#### [Task description]
Pull out the entries from the first line through the line containing "year-label: 2020: [748, 649, 786, 668]", including both ends, and repeat those lines verbatim.

Box annotation data:
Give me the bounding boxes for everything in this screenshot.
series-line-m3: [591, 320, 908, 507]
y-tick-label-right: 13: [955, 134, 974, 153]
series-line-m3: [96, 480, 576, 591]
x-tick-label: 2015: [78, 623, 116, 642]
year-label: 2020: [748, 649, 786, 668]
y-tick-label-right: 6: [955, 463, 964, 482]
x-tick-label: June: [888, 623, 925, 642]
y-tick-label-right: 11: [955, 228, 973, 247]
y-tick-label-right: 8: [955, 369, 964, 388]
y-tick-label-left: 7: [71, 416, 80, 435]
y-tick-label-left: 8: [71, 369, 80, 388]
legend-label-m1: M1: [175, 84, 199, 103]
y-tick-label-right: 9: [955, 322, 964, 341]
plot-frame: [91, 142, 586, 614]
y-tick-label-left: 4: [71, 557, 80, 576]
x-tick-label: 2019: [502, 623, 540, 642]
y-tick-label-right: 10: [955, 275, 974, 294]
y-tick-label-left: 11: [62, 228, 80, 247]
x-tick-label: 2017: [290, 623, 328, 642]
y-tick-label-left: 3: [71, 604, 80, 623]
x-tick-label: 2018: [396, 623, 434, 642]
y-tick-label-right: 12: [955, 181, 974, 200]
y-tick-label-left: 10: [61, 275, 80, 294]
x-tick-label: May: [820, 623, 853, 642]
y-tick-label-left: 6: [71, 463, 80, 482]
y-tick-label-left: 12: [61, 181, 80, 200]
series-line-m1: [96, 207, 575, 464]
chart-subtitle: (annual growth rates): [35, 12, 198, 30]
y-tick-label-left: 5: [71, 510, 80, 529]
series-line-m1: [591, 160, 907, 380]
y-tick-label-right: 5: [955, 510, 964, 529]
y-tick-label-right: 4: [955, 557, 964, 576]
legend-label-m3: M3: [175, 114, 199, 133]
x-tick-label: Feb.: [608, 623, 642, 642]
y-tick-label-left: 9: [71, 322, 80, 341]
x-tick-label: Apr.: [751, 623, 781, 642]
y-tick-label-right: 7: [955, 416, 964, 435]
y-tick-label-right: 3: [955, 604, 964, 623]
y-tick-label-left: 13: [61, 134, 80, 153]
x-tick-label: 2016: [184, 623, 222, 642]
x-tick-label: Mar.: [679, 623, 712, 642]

#### [Problem solution]
Give me the bounding boxes for everything in this screenshot.
series-line-m3: [591, 320, 908, 507]
y-tick-label-right: 13: [955, 134, 974, 153]
series-line-m3: [96, 480, 576, 591]
x-tick-label: 2015: [78, 623, 116, 642]
year-label: 2020: [748, 649, 786, 668]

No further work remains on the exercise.